───── Given data ─────

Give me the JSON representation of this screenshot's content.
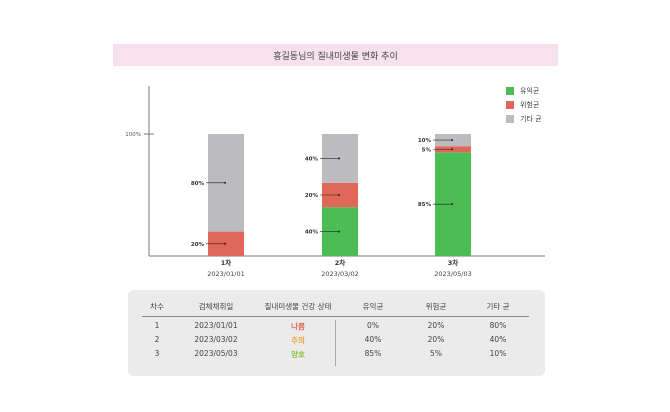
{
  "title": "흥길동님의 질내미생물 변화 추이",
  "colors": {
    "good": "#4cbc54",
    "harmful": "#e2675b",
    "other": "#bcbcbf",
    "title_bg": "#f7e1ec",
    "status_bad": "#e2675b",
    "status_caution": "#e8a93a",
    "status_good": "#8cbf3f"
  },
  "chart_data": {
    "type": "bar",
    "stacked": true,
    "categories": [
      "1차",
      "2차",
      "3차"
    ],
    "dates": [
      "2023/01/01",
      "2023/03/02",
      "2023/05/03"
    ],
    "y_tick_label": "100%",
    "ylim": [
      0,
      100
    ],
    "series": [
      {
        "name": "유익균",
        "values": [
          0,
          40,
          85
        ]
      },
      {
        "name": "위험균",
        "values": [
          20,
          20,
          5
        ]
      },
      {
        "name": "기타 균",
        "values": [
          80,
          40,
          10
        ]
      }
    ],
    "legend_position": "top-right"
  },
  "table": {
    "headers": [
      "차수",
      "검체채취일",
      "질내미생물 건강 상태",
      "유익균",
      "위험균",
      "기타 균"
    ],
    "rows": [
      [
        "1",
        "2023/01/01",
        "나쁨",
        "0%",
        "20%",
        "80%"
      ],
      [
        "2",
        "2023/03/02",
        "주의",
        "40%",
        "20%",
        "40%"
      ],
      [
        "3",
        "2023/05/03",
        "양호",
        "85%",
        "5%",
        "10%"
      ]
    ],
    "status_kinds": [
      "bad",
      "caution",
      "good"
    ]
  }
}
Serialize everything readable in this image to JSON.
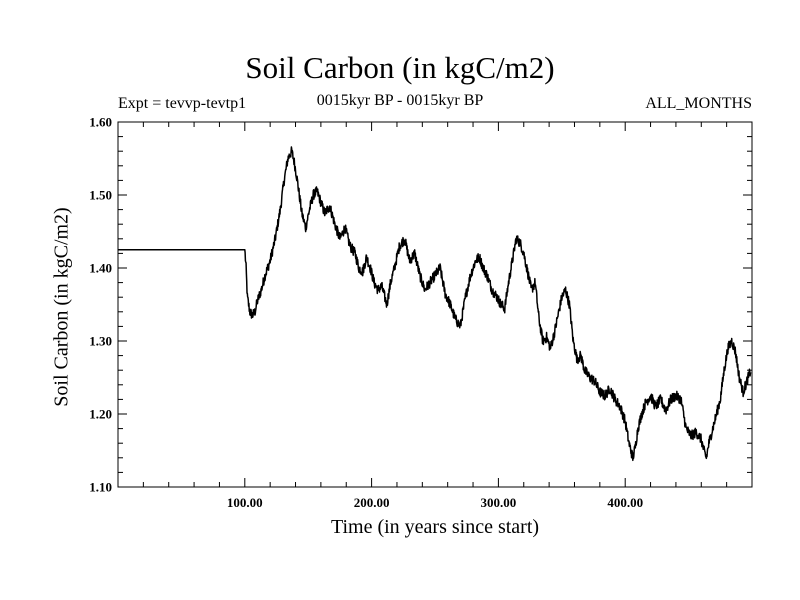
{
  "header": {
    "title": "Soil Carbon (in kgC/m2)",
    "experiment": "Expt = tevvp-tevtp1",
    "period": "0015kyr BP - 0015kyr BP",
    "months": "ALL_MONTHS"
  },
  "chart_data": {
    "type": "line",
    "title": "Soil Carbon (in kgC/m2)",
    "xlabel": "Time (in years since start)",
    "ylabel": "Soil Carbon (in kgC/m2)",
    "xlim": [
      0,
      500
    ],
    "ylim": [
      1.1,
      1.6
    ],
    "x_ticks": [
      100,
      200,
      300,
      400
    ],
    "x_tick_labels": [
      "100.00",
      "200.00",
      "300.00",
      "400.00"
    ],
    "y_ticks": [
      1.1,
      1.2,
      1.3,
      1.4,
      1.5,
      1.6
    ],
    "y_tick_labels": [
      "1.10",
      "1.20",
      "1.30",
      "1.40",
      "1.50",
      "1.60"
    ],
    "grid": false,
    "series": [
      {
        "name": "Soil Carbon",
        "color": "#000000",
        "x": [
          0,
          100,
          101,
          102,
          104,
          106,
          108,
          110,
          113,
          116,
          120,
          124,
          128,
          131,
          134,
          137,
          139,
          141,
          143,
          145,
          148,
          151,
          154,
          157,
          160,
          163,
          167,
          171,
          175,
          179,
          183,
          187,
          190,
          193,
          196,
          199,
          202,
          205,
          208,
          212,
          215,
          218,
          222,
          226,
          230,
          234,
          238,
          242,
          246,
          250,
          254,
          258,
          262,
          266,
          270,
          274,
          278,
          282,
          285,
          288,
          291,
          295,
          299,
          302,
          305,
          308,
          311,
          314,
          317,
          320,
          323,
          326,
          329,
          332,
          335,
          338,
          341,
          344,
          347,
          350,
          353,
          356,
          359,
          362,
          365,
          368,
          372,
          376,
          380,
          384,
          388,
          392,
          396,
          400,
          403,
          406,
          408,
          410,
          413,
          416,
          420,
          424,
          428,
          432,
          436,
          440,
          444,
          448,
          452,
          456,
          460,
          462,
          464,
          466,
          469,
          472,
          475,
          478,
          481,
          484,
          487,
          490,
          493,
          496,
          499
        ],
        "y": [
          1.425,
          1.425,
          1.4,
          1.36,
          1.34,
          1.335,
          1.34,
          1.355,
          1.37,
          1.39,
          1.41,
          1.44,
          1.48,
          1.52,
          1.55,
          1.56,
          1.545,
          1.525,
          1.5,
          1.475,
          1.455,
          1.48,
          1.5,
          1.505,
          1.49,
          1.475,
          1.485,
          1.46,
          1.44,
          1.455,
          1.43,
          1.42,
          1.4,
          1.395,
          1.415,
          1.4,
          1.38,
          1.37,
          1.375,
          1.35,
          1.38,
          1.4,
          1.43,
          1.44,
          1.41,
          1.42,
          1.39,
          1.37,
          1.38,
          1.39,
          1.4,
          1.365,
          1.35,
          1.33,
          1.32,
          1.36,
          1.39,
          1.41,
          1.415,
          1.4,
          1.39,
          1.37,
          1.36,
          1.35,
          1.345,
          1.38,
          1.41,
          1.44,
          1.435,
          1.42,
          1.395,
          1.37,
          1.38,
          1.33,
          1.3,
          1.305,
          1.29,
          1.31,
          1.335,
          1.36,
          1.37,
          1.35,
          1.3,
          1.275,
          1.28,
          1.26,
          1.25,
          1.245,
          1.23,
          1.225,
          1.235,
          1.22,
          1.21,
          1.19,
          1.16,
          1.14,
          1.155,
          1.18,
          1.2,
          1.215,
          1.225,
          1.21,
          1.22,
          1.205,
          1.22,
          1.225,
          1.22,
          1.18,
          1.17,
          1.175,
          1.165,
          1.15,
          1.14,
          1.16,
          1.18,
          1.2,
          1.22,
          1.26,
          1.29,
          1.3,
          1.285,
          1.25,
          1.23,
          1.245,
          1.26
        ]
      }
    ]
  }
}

─────

- _Written request_: Print all the records again exactly; do not include any picture.

- _Response to the exercise_:
Give me the JSON representation of this screenshot's content.
{
  "title": "흥길동님의 질내미생물 변화 추이",
  "colors": {
    "good": "#4cbc54",
    "harmful": "#e2675b",
    "other": "#bcbcbf",
    "title_bg": "#f7e1ec",
    "status_bad": "#e2675b",
    "status_caution": "#e8a93a",
    "status_good": "#8cbf3f"
  },
  "chart_data": {
    "type": "bar",
    "stacked": true,
    "categories": [
      "1차",
      "2차",
      "3차"
    ],
    "dates": [
      "2023/01/01",
      "2023/03/02",
      "2023/05/03"
    ],
    "y_tick_label": "100%",
    "ylim": [
      0,
      100
    ],
    "series": [
      {
        "name": "유익균",
        "values": [
          0,
          40,
          85
        ]
      },
      {
        "name": "위험균",
        "values": [
          20,
          20,
          5
        ]
      },
      {
        "name": "기타 균",
        "values": [
          80,
          40,
          10
        ]
      }
    ],
    "legend_position": "top-right"
  },
  "table": {
    "headers": [
      "차수",
      "검체채취일",
      "질내미생물 건강 상태",
      "유익균",
      "위험균",
      "기타 균"
    ],
    "rows": [
      [
        "1",
        "2023/01/01",
        "나쁨",
        "0%",
        "20%",
        "80%"
      ],
      [
        "2",
        "2023/03/02",
        "주의",
        "40%",
        "20%",
        "40%"
      ],
      [
        "3",
        "2023/05/03",
        "양호",
        "85%",
        "5%",
        "10%"
      ]
    ],
    "status_kinds": [
      "bad",
      "caution",
      "good"
    ]
  }
}
Serialize everything readable in this image to JSON.
{
  "header": {
    "title": "Soil Carbon (in kgC/m2)",
    "experiment": "Expt = tevvp-tevtp1",
    "period": "0015kyr BP - 0015kyr BP",
    "months": "ALL_MONTHS"
  },
  "chart_data": {
    "type": "line",
    "title": "Soil Carbon (in kgC/m2)",
    "xlabel": "Time (in years since start)",
    "ylabel": "Soil Carbon (in kgC/m2)",
    "xlim": [
      0,
      500
    ],
    "ylim": [
      1.1,
      1.6
    ],
    "x_ticks": [
      100,
      200,
      300,
      400
    ],
    "x_tick_labels": [
      "100.00",
      "200.00",
      "300.00",
      "400.00"
    ],
    "y_ticks": [
      1.1,
      1.2,
      1.3,
      1.4,
      1.5,
      1.6
    ],
    "y_tick_labels": [
      "1.10",
      "1.20",
      "1.30",
      "1.40",
      "1.50",
      "1.60"
    ],
    "grid": false,
    "series": [
      {
        "name": "Soil Carbon",
        "color": "#000000",
        "x": [
          0,
          100,
          101,
          102,
          104,
          106,
          108,
          110,
          113,
          116,
          120,
          124,
          128,
          131,
          134,
          137,
          139,
          141,
          143,
          145,
          148,
          151,
          154,
          157,
          160,
          163,
          167,
          171,
          175,
          179,
          183,
          187,
          190,
          193,
          196,
          199,
          202,
          205,
          208,
          212,
          215,
          218,
          222,
          226,
          230,
          234,
          238,
          242,
          246,
          250,
          254,
          258,
          262,
          266,
          270,
          274,
          278,
          282,
          285,
          288,
          291,
          295,
          299,
          302,
          305,
          308,
          311,
          314,
          317,
          320,
          323,
          326,
          329,
          332,
          335,
          338,
          341,
          344,
          347,
          350,
          353,
          356,
          359,
          362,
          365,
          368,
          372,
          376,
          380,
          384,
          388,
          392,
          396,
          400,
          403,
          406,
          408,
          410,
          413,
          416,
          420,
          424,
          428,
          432,
          436,
          440,
          444,
          448,
          452,
          456,
          460,
          462,
          464,
          466,
          469,
          472,
          475,
          478,
          481,
          484,
          487,
          490,
          493,
          496,
          499
        ],
        "y": [
          1.425,
          1.425,
          1.4,
          1.36,
          1.34,
          1.335,
          1.34,
          1.355,
          1.37,
          1.39,
          1.41,
          1.44,
          1.48,
          1.52,
          1.55,
          1.56,
          1.545,
          1.525,
          1.5,
          1.475,
          1.455,
          1.48,
          1.5,
          1.505,
          1.49,
          1.475,
          1.485,
          1.46,
          1.44,
          1.455,
          1.43,
          1.42,
          1.4,
          1.395,
          1.415,
          1.4,
          1.38,
          1.37,
          1.375,
          1.35,
          1.38,
          1.4,
          1.43,
          1.44,
          1.41,
          1.42,
          1.39,
          1.37,
          1.38,
          1.39,
          1.4,
          1.365,
          1.35,
          1.33,
          1.32,
          1.36,
          1.39,
          1.41,
          1.415,
          1.4,
          1.39,
          1.37,
          1.36,
          1.35,
          1.345,
          1.38,
          1.41,
          1.44,
          1.435,
          1.42,
          1.395,
          1.37,
          1.38,
          1.33,
          1.3,
          1.305,
          1.29,
          1.31,
          1.335,
          1.36,
          1.37,
          1.35,
          1.3,
          1.275,
          1.28,
          1.26,
          1.25,
          1.245,
          1.23,
          1.225,
          1.235,
          1.22,
          1.21,
          1.19,
          1.16,
          1.14,
          1.155,
          1.18,
          1.2,
          1.215,
          1.225,
          1.21,
          1.22,
          1.205,
          1.22,
          1.225,
          1.22,
          1.18,
          1.17,
          1.175,
          1.165,
          1.15,
          1.14,
          1.16,
          1.18,
          1.2,
          1.22,
          1.26,
          1.29,
          1.3,
          1.285,
          1.25,
          1.23,
          1.245,
          1.26
        ]
      }
    ]
  }
}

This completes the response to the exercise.